→ RECORD LIST
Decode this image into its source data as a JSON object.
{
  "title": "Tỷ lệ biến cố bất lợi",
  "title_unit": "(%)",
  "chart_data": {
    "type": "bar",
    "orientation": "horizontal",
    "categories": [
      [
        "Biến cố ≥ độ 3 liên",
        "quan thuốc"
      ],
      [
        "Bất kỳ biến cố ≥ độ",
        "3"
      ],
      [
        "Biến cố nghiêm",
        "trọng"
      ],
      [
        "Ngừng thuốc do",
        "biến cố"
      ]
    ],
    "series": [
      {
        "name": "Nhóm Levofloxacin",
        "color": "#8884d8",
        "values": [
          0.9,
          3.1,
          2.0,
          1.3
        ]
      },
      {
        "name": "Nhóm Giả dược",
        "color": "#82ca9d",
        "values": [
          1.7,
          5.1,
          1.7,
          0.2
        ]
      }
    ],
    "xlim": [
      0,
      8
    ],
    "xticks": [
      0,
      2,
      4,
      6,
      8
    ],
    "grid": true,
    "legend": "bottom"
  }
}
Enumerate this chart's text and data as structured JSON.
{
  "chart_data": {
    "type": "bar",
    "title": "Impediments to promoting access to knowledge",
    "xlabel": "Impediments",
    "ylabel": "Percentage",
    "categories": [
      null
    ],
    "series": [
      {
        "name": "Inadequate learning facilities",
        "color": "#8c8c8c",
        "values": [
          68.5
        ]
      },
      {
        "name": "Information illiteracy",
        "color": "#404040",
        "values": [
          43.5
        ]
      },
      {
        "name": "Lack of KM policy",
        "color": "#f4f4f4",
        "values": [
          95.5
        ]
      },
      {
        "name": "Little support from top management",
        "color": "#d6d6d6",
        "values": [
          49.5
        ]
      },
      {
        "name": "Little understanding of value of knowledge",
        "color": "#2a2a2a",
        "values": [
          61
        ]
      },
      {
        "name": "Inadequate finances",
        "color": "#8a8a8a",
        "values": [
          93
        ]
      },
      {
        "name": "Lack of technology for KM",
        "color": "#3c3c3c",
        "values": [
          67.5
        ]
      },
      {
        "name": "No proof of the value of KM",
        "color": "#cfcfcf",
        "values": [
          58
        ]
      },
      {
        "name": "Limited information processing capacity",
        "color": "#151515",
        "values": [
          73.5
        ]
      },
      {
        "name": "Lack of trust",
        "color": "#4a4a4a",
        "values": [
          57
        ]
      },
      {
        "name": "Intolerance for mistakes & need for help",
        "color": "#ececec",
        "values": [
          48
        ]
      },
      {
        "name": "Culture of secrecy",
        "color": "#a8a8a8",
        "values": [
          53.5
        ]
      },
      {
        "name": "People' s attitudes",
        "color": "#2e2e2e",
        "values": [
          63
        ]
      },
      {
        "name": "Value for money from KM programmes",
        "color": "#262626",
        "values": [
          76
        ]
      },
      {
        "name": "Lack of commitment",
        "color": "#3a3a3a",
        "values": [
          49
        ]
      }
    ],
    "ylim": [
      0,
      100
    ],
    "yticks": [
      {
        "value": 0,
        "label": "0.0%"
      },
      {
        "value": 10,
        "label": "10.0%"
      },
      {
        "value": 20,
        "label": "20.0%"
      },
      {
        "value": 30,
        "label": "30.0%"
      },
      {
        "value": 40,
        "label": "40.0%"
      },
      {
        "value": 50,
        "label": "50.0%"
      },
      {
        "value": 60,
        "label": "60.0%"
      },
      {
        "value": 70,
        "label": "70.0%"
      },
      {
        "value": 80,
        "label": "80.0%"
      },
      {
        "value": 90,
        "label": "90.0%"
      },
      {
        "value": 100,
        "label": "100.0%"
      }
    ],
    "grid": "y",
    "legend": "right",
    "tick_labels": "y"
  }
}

→ EXERCISE BRIEF
Gather all lines with the string "JSON" from the data.

→ OUTPUT OF THE EXERCISE
Decode this image into its source data as a JSON object.
Enumerate this chart's text and data as structured JSON.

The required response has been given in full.